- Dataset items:
§ §
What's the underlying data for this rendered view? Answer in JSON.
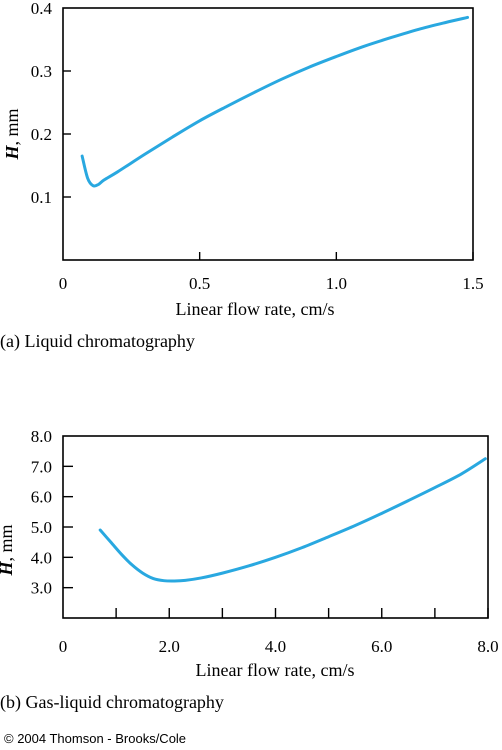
{
  "colors": {
    "line": "#29a8e0",
    "axis": "#000000"
  },
  "copyright": "© 2004 Thomson - Brooks/Cole",
  "chart_data": [
    {
      "type": "line",
      "caption": "(a) Liquid chromatography",
      "xlabel": "Linear flow rate, cm/s",
      "ylabel_var": "H",
      "ylabel_unit": ", mm",
      "xlim": [
        0,
        1.5
      ],
      "ylim": [
        0,
        0.4
      ],
      "xticks": [
        0,
        0.5,
        1.0,
        1.5
      ],
      "xtick_labels": [
        "0",
        "0.5",
        "1.0",
        "1.5"
      ],
      "yticks": [
        0.1,
        0.2,
        0.3,
        0.4
      ],
      "ytick_labels": [
        "0.1",
        "0.2",
        "0.3",
        "0.4"
      ],
      "grid": false,
      "series": [
        {
          "x": [
            0.07,
            0.09,
            0.11,
            0.13,
            0.15,
            0.2,
            0.3,
            0.4,
            0.5,
            0.6,
            0.7,
            0.8,
            0.9,
            1.0,
            1.1,
            1.2,
            1.3,
            1.4,
            1.48
          ],
          "values": [
            0.165,
            0.13,
            0.118,
            0.12,
            0.127,
            0.14,
            0.168,
            0.195,
            0.221,
            0.244,
            0.266,
            0.287,
            0.306,
            0.323,
            0.339,
            0.353,
            0.366,
            0.377,
            0.385
          ]
        }
      ]
    },
    {
      "type": "line",
      "caption": "(b) Gas-liquid chromatography",
      "xlabel": "Linear flow rate, cm/s",
      "ylabel_var": "H",
      "ylabel_unit": ", mm",
      "xlim": [
        0,
        8.0
      ],
      "ylim": [
        2.0,
        8.0
      ],
      "xticks": [
        0,
        2.0,
        4.0,
        6.0,
        8.0
      ],
      "xtick_labels": [
        "0",
        "2.0",
        "4.0",
        "6.0",
        "8.0"
      ],
      "xminor_ticks": [
        1.0,
        3.0,
        5.0,
        7.0
      ],
      "yticks": [
        3.0,
        4.0,
        5.0,
        6.0,
        7.0,
        8.0
      ],
      "ytick_labels": [
        "3.0",
        "4.0",
        "5.0",
        "6.0",
        "7.0",
        "8.0"
      ],
      "grid": false,
      "series": [
        {
          "x": [
            0.7,
            0.9,
            1.1,
            1.3,
            1.5,
            1.7,
            1.9,
            2.1,
            2.3,
            2.6,
            3.0,
            3.5,
            4.0,
            4.5,
            5.0,
            5.5,
            6.0,
            6.5,
            7.0,
            7.5,
            7.95
          ],
          "values": [
            4.9,
            4.5,
            4.1,
            3.75,
            3.48,
            3.3,
            3.23,
            3.22,
            3.24,
            3.32,
            3.48,
            3.72,
            4.0,
            4.32,
            4.68,
            5.05,
            5.45,
            5.87,
            6.3,
            6.75,
            7.25
          ]
        }
      ]
    }
  ]
}
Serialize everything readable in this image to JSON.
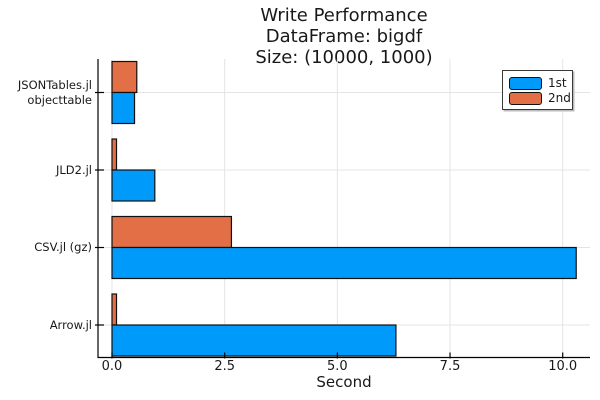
{
  "chart_data": {
    "type": "bar",
    "orientation": "horizontal",
    "title": "Write Performance",
    "subtitle_lines": [
      "DataFrame: bigdf",
      "Size: (10000, 1000)"
    ],
    "xlabel": "Second",
    "ylabel": "",
    "categories": [
      "JSONTables.jl objecttable",
      "JLD2.jl",
      "CSV.jl (gz)",
      "Arrow.jl"
    ],
    "category_display_lines": [
      [
        "JSONTables.jl",
        "objecttable"
      ],
      [
        "JLD2.jl"
      ],
      [
        "CSV.jl (gz)"
      ],
      [
        "Arrow.jl"
      ]
    ],
    "series": [
      {
        "name": "1st",
        "color": "#009AFA",
        "values": [
          0.5,
          0.95,
          10.3,
          6.3
        ]
      },
      {
        "name": "2nd",
        "color": "#E26F46",
        "values": [
          0.55,
          0.1,
          2.65,
          0.1
        ]
      }
    ],
    "unit": "seconds",
    "x_tick_labels": [
      "0.0",
      "2.5",
      "5.0",
      "7.5",
      "10.0"
    ],
    "x_tick_values": [
      0,
      2.5,
      5,
      7.5,
      10
    ],
    "xlim": [
      -0.31,
      10.6
    ],
    "grid": true,
    "legend": {
      "position": "top-right",
      "entries": [
        "1st",
        "2nd"
      ]
    },
    "colors": {
      "background": "#FFFFFF",
      "bar_edge": "#101010",
      "grid": "#E4E4E4",
      "axis": "#000000",
      "text": "#191919",
      "legend_border": "#3A3A3A",
      "legend_shadow": "#BBBBBB"
    }
  }
}
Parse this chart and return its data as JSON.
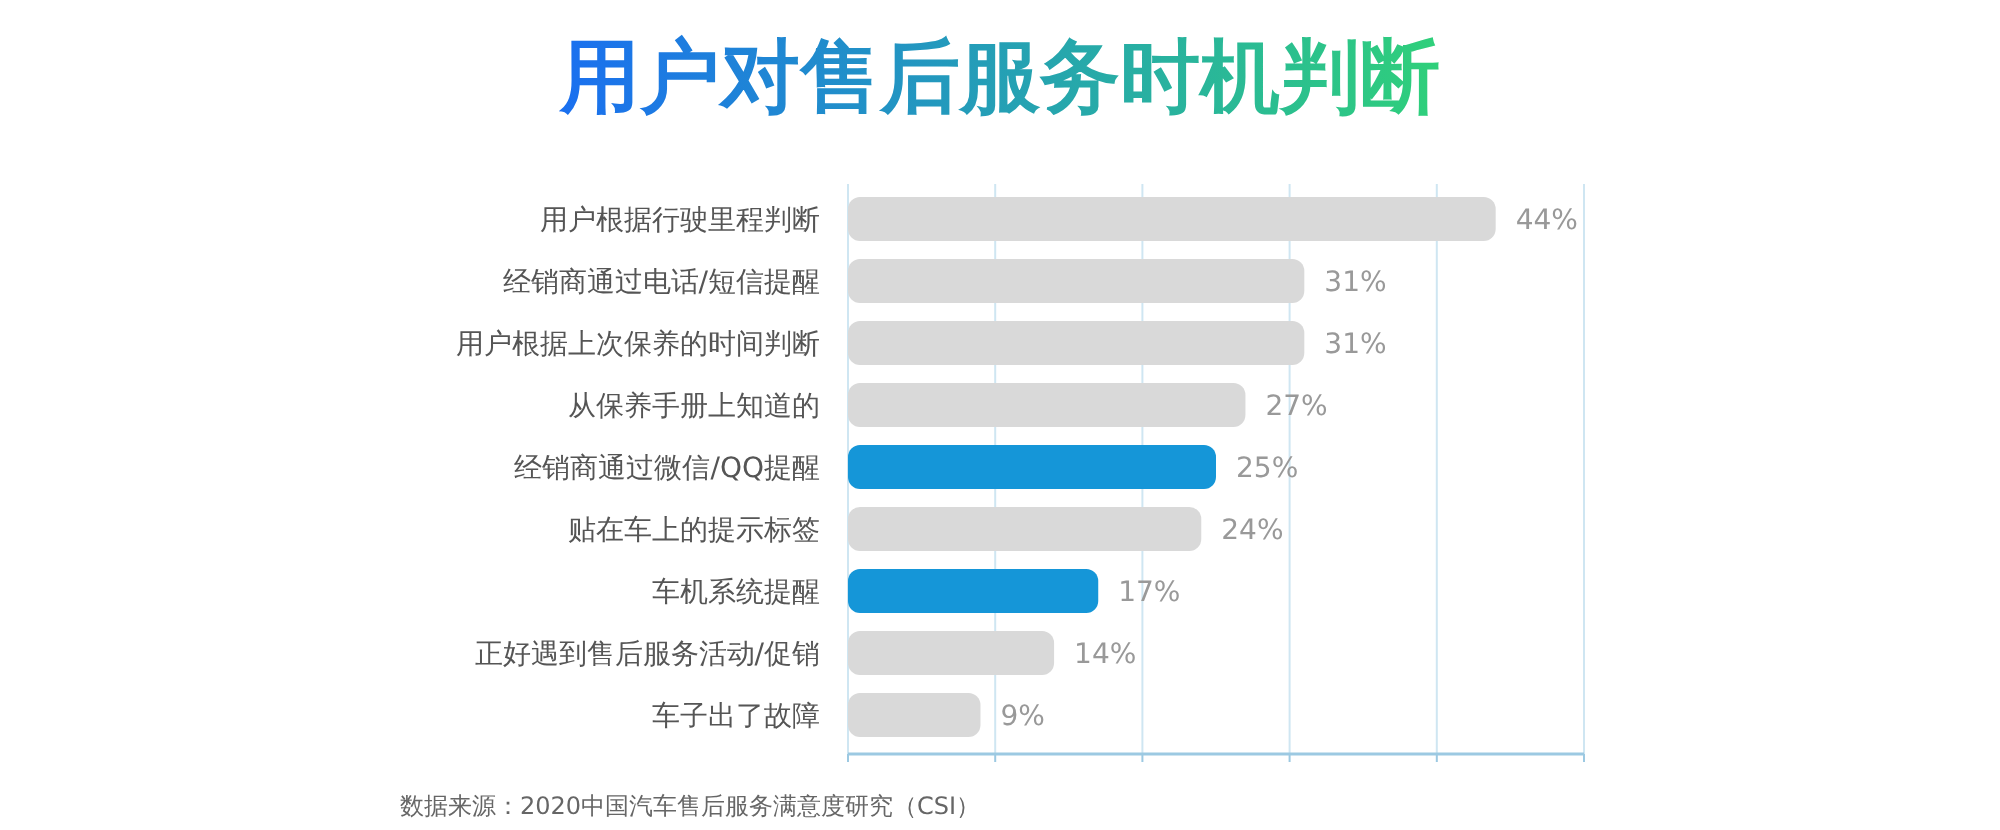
{
  "chart_data": {
    "type": "bar",
    "orientation": "horizontal",
    "title": "用户对售后服务时机判断",
    "categories": [
      "用户根据行驶里程判断",
      "经销商通过电话/短信提醒",
      "用户根据上次保养的时间判断",
      "从保养手册上知道的",
      "经销商通过微信/QQ提醒",
      "贴在车上的提示标签",
      "车机系统提醒",
      "正好遇到售后服务活动/促销",
      "车子出了故障"
    ],
    "values": [
      44,
      31,
      31,
      27,
      25,
      24,
      17,
      14,
      9
    ],
    "colors": [
      "#d9d9d9",
      "#d9d9d9",
      "#d9d9d9",
      "#d9d9d9",
      "#1596d8",
      "#d9d9d9",
      "#1596d8",
      "#d9d9d9",
      "#d9d9d9"
    ],
    "value_labels": [
      "44%",
      "31%",
      "31%",
      "27%",
      "25%",
      "24%",
      "17%",
      "14%",
      "9%"
    ],
    "xlim": [
      0,
      50
    ],
    "xticks": [
      {
        "value": 0,
        "label": null
      },
      {
        "value": 10,
        "label": null
      },
      {
        "value": 20,
        "label": null
      },
      {
        "value": 30,
        "label": null
      },
      {
        "value": 40,
        "label": null
      },
      {
        "value": 50,
        "label": null
      }
    ],
    "grid": "x",
    "tick_labels": "y",
    "annotations": [
      "数据来源：2020中国汽车售后服务满意度研究（CSI）"
    ]
  }
}
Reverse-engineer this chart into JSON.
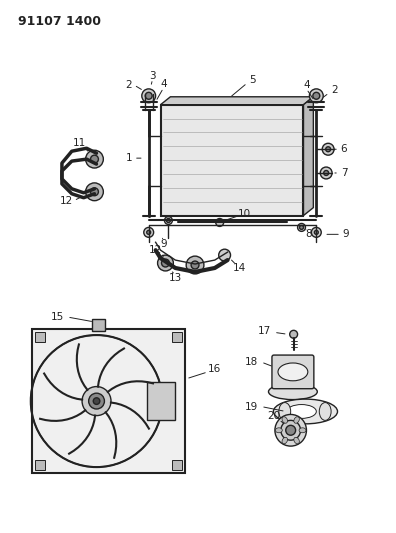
{
  "title": "91107 1400",
  "background_color": "#ffffff",
  "figure_size": [
    3.96,
    5.33
  ],
  "dpi": 100,
  "line_color": "#222222",
  "gray_fill": "#bbbbbb",
  "light_gray": "#dddddd",
  "dark_gray": "#888888"
}
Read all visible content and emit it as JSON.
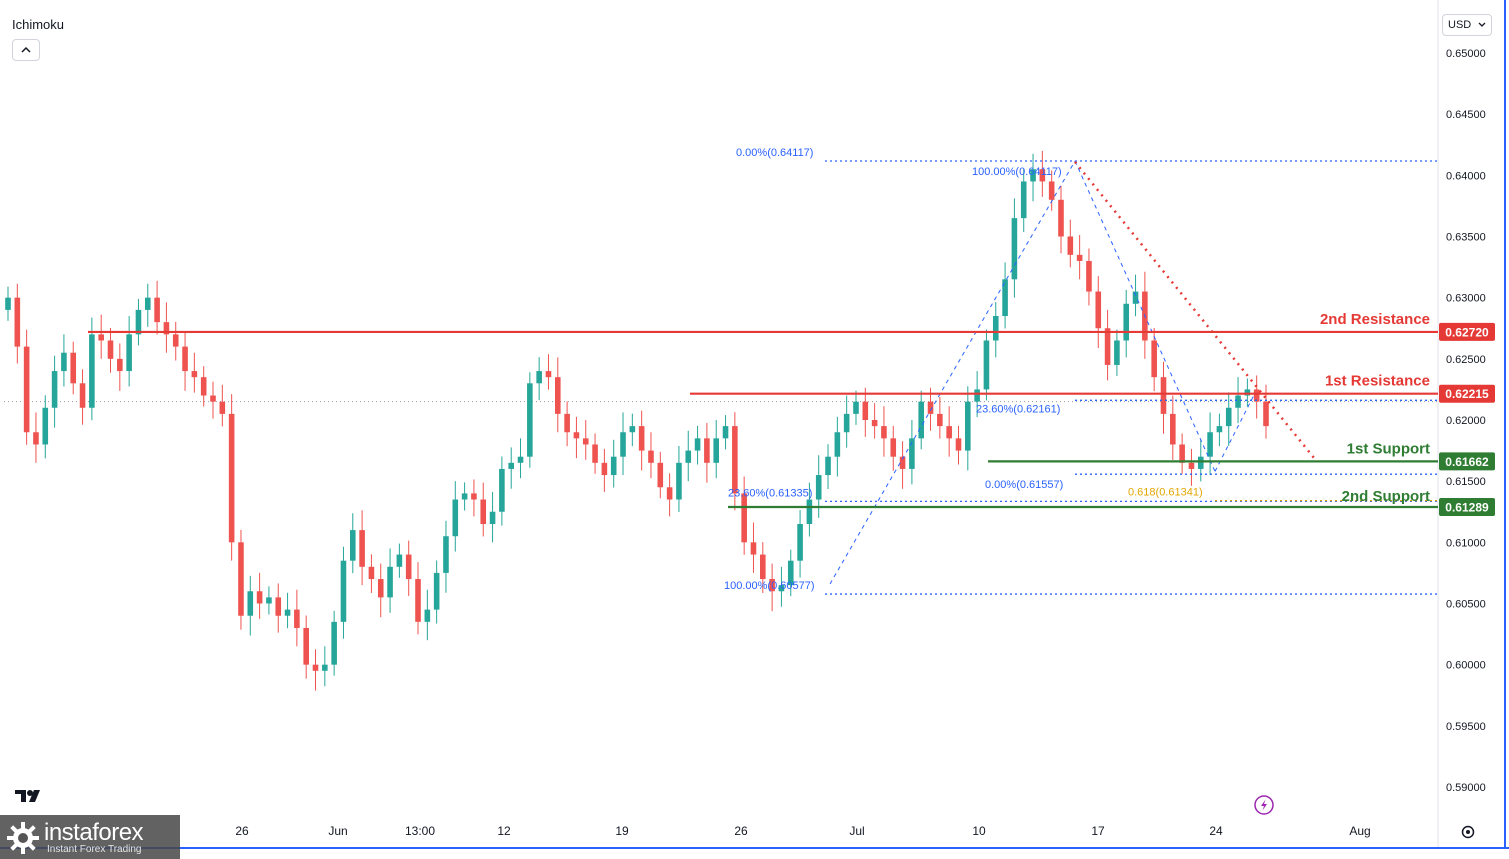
{
  "header": {
    "indicator_label": "Ichimoku",
    "currency_label": "USD"
  },
  "branding": {
    "brand_name": "instaforex",
    "tagline": "Instant Forex Trading"
  },
  "icons": {
    "collapse": "chevron-up-icon",
    "currency_dropdown": "chevron-down-icon",
    "settings": "gear-icon",
    "lightning": "lightning-icon",
    "tradingview_logo": "tradingview-logo",
    "brand_logo": "gear-logo-icon"
  },
  "colors": {
    "bull": "#26a69a",
    "bear": "#ef5350",
    "resistance": "#e53935",
    "support": "#2e7d32",
    "fib": "#2962ff",
    "fib_gold": "#e3a600",
    "cloud_green": "#a5d6a7",
    "cloud_red": "#f8bbbb"
  },
  "chart_data": {
    "type": "candlestick",
    "x_axis": {
      "tick_labels": [
        "26",
        "Jun",
        "13:00",
        "12",
        "19",
        "26",
        "Jul",
        "10",
        "17",
        "24",
        "Aug"
      ]
    },
    "y_axis": {
      "ylim": [
        0.5885,
        0.6525
      ],
      "tick_labels": [
        "0.65000",
        "0.64500",
        "0.64000",
        "0.63500",
        "0.63000",
        "0.62500",
        "0.62000",
        "0.61500",
        "0.61000",
        "0.60500",
        "0.60000",
        "0.59500",
        "0.59000"
      ],
      "tick_values": [
        0.65,
        0.645,
        0.64,
        0.635,
        0.63,
        0.625,
        0.62,
        0.615,
        0.61,
        0.605,
        0.6,
        0.595,
        0.59
      ]
    },
    "price_path": [
      0.63,
      0.626,
      0.619,
      0.618,
      0.621,
      0.624,
      0.6255,
      0.623,
      0.621,
      0.627,
      0.6265,
      0.625,
      0.624,
      0.627,
      0.629,
      0.63,
      0.628,
      0.627,
      0.626,
      0.624,
      0.6235,
      0.622,
      0.6215,
      0.6205,
      0.61,
      0.604,
      0.606,
      0.605,
      0.6055,
      0.604,
      0.6045,
      0.603,
      0.6,
      0.5995,
      0.6,
      0.6035,
      0.6085,
      0.611,
      0.608,
      0.607,
      0.6055,
      0.608,
      0.609,
      0.607,
      0.6035,
      0.6045,
      0.6075,
      0.6105,
      0.6135,
      0.614,
      0.6135,
      0.6115,
      0.6125,
      0.616,
      0.6165,
      0.617,
      0.623,
      0.624,
      0.6235,
      0.6205,
      0.619,
      0.6185,
      0.618,
      0.6165,
      0.6155,
      0.617,
      0.619,
      0.6195,
      0.6175,
      0.6165,
      0.6145,
      0.6135,
      0.6165,
      0.6175,
      0.6185,
      0.6165,
      0.6185,
      0.6195,
      0.614,
      0.61,
      0.609,
      0.607,
      0.606,
      0.6065,
      0.6085,
      0.6115,
      0.6135,
      0.6155,
      0.617,
      0.619,
      0.6205,
      0.6215,
      0.62,
      0.6195,
      0.6185,
      0.617,
      0.616,
      0.6185,
      0.6215,
      0.6205,
      0.6195,
      0.6185,
      0.6175,
      0.6215,
      0.6225,
      0.6265,
      0.6285,
      0.6315,
      0.6365,
      0.6395,
      0.6405,
      0.6395,
      0.638,
      0.635,
      0.6335,
      0.633,
      0.6305,
      0.6275,
      0.6245,
      0.6265,
      0.6295,
      0.6305,
      0.6265,
      0.6235,
      0.6205,
      0.618,
      0.6165,
      0.616,
      0.617,
      0.619,
      0.6195,
      0.621,
      0.622,
      0.6225,
      0.6215,
      0.6195
    ],
    "current_price_line": 0.6215,
    "levels": [
      {
        "name": "2nd Resistance",
        "value": 0.6272,
        "label": "0.62720",
        "kind": "resistance"
      },
      {
        "name": "1st Resistance",
        "value": 0.62215,
        "label": "0.62215",
        "kind": "resistance"
      },
      {
        "name": "1st Support",
        "value": 0.61662,
        "label": "0.61662",
        "kind": "support"
      },
      {
        "name": "2nd Support",
        "value": 0.61289,
        "label": "0.61289",
        "kind": "support"
      }
    ],
    "fib_annotations": [
      {
        "label": "0.00%(0.64117)",
        "value": 0.64117
      },
      {
        "label": "100.00%(0.64117)",
        "value": 0.64117
      },
      {
        "label": "23.60%(0.62161)",
        "value": 0.62161
      },
      {
        "label": "0.00%(0.61557)",
        "value": 0.61557
      },
      {
        "label": "23.60%(0.61335)",
        "value": 0.61335
      },
      {
        "label": "0.618(0.61341)",
        "value": 0.61341
      },
      {
        "label": "100.00%(0.60577)",
        "value": 0.60577
      }
    ]
  }
}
§ §
- Stated goal: Go through the material above and count the lines that contain "this"; answer with the number alone.

- Result: 4